GIVEN INSTRUCTION.
Your task is to transcribe the records exactly, skipping every image.

■ ■ ■

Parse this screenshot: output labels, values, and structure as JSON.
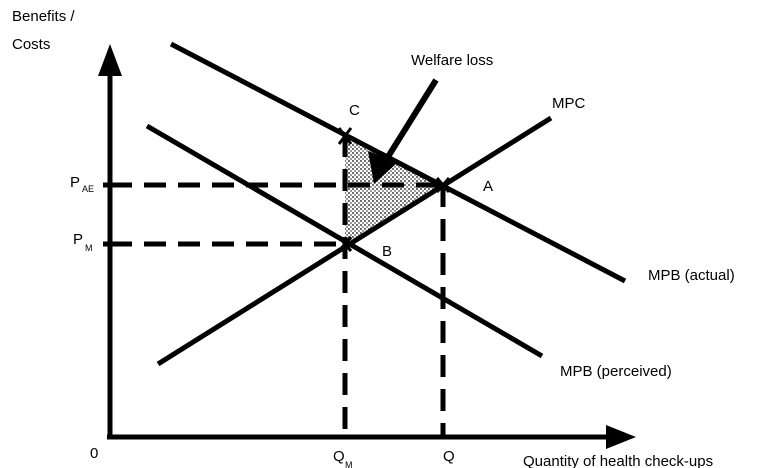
{
  "axes": {
    "y_label_line1": "Benefits /",
    "y_label_line2": "Costs",
    "x_label": "Quantity of health check-ups",
    "origin": "0"
  },
  "price_labels": {
    "p_ae": "P",
    "p_ae_sub": "AE",
    "p_m": "P",
    "p_m_sub": "M"
  },
  "quantity_labels": {
    "q_m": "Q",
    "q_m_sub": "M",
    "q_ae": "Q"
  },
  "curves": {
    "mpc": "MPC",
    "mpb_actual": "MPB (actual)",
    "mpb_perceived": "MPB (perceived)"
  },
  "points": {
    "a": "A",
    "b": "B",
    "c": "C"
  },
  "annotation": {
    "welfare_loss": "Welfare loss"
  },
  "colors": {
    "ink": "#000000",
    "shading": "#bdbdbd",
    "background": "#ffffff"
  }
}
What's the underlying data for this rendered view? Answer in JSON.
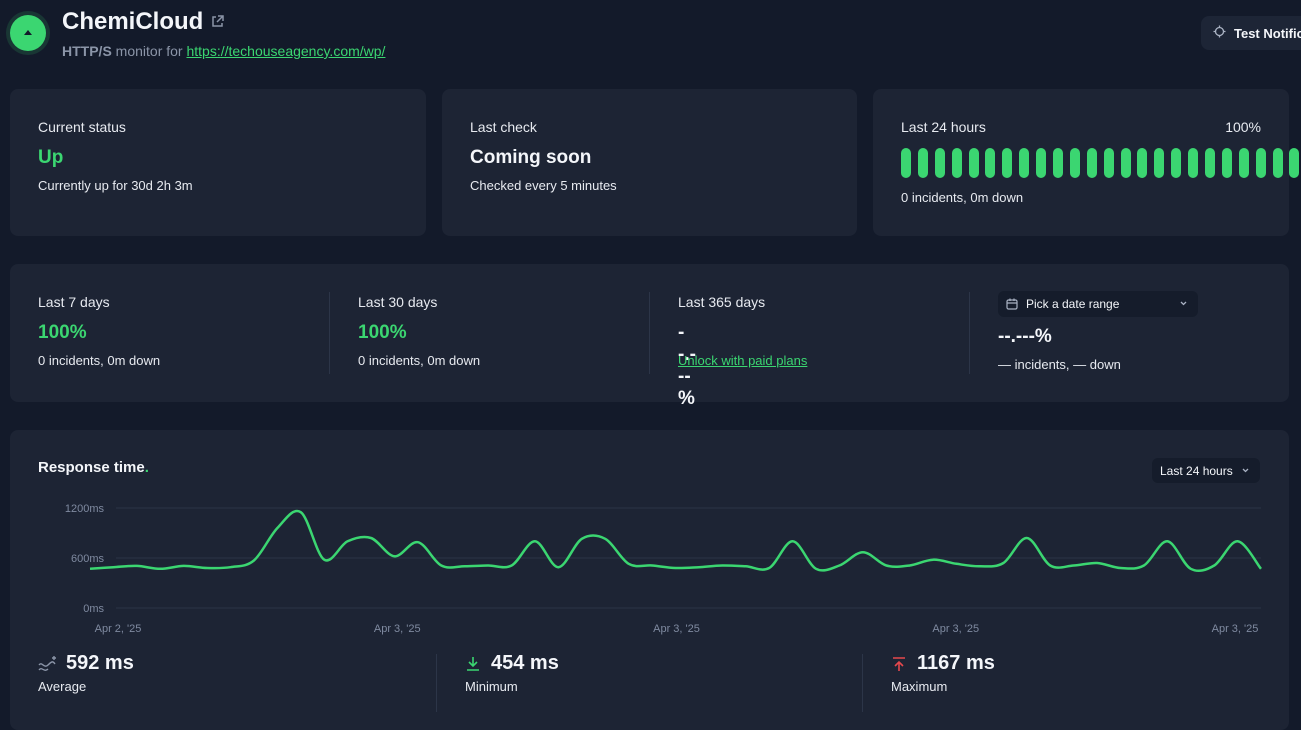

■ ■ ■

RESPONSE TO THIS EXERCISE.
Parse this screenshot: output labels, values, and structure as JSON.
{
  "axes": {
    "y_label_line1": "Benefits /",
    "y_label_line2": "Costs",
    "x_label": "Quantity of health check-ups",
    "origin": "0"
  },
  "price_labels": {
    "p_ae": "P",
    "p_ae_sub": "AE",
    "p_m": "P",
    "p_m_sub": "M"
  },
  "quantity_labels": {
    "q_m": "Q",
    "q_m_sub": "M",
    "q_ae": "Q"
  },
  "curves": {
    "mpc": "MPC",
    "mpb_actual": "MPB (actual)",
    "mpb_perceived": "MPB (perceived)"
  },
  "points": {
    "a": "A",
    "b": "B",
    "c": "C"
  },
  "annotation": {
    "welfare_loss": "Welfare loss"
  },
  "colors": {
    "ink": "#000000",
    "shading": "#bdbdbd",
    "background": "#ffffff"
  }
}
What's the underlying data for this rendered view? Answer in JSON.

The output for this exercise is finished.